● **TASK STATEMENT**
Locate each line containing the string "uchun" and copy it out.

● **DATA SHOWN**
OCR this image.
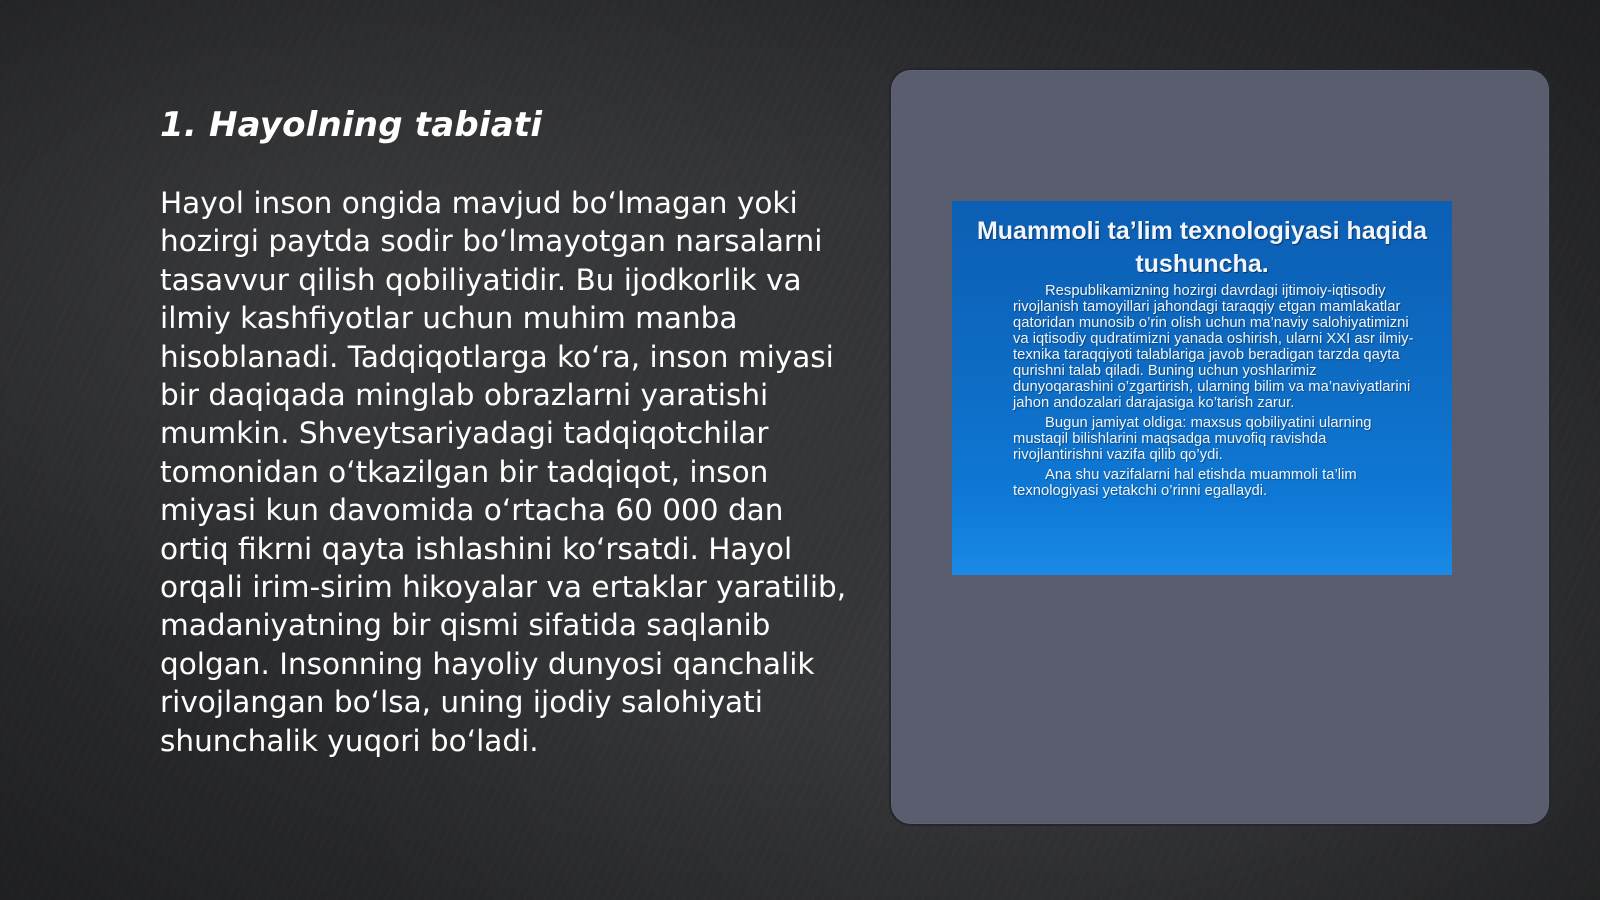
1. Hayolning tabiati

Hayol inson ongida mavjud bo‘lmagan yoki hozirgi paytda sodir bo‘lmayotgan narsalarni tasavvur qilish qobiliyatidir. Bu ijodkorlik va ilmiy kashfiyotlar uchun muhim manba hisoblanadi. Tadqiqotlarga ko‘ra, inson miyasi bir daqiqada minglab obrazlarni yaratishi mumkin. Shveytsariyadagi tadqiqotchilar tomonidan o‘tkazilgan bir tadqiqot, inson miyasi kun davomida o‘rtacha 60 000 dan ortiq fikrni qayta ishlashini ko‘rsatdi. Hayol orqali irim-sirim hikoyalar va ertaklar yaratilib, madaniyatning bir qismi sifatida saqlanib qolgan. Insonning hayoliy dunyosi qanchalik rivojlangan bo‘lsa, uning ijodiy salohiyati shunchalik yuqori bo‘ladi.

Muammoli ta’lim texnologiyasi haqida tushuncha.

Respublikamizning hozirgi davrdagi ijtimoiy-iqtisodiy rivojlanish tamoyillari jahondagi taraqqiy etgan mamlakatlar qatoridan munosib o’rin olish uchun ma’naviy salohiyatimizni va iqtisodiy qudratimizni yanada oshirish, ularni XXI asr ilmiy-texnika taraqqiyoti talablariga javob beradigan tarzda qayta qurishni talab qiladi. Buning uchun yoshlarimiz dunyoqarashini o’zgartirish, ularning bilim va ma’naviyatlarini jahon andozalari darajasiga ko’tarish zarur.

Bugun jamiyat oldiga: maxsus qobiliyatini ularning mustaqil bilishlarini maqsadga muvofiq ravishda rivojlantirishni vazifa qilib qo’ydi.

Ana shu vazifalarni hal etishda muammoli ta’lim texnologiyasi yetakchi o’rinni egallaydi.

● **TASK OUTPUT**
Hayol inson ongida mavjud bo‘lmagan yoki hozirgi paytda sodir bo‘lmayotgan narsalarni tasavvur qilish qobiliyatidir. Bu ijodkorlik va ilmiy kashfiyotlar uchun muhim manba hisoblanadi. Tadqiqotlarga ko‘ra, inson miyasi bir daqiqada minglab obrazlarni yaratishi mumkin. Shveytsariyadagi tadqiqotchilar tomonidan o‘tkazilgan bir tadqiqot, inson miyasi kun davomida o‘rtacha 60 000 dan ortiq fikrni qayta ishlashini ko‘rsatdi. Hayol orqali irim-sirim hikoyalar va ertaklar yaratilib, madaniyatning bir qismi sifatida saqlanib qolgan. Insonning hayoliy dunyosi qanchalik rivojlangan bo‘lsa, uning ijodiy salohiyati shunchalik yuqori bo‘ladi.
Respublikamizning hozirgi davrdagi ijtimoiy-iqtisodiy rivojlanish tamoyillari jahondagi taraqqiy etgan mamlakatlar qatoridan munosib o’rin olish uchun ma’naviy salohiyatimizni va iqtisodiy qudratimizni yanada oshirish, ularni XXI asr ilmiy-texnika taraqqiyoti talablariga javob beradigan tarzda qayta qurishni talab qiladi. Buning uchun yoshlarimiz dunyoqarashini o’zgartirish, ularning bilim va ma’naviyatlarini jahon andozalari darajasiga ko’tarish zarur.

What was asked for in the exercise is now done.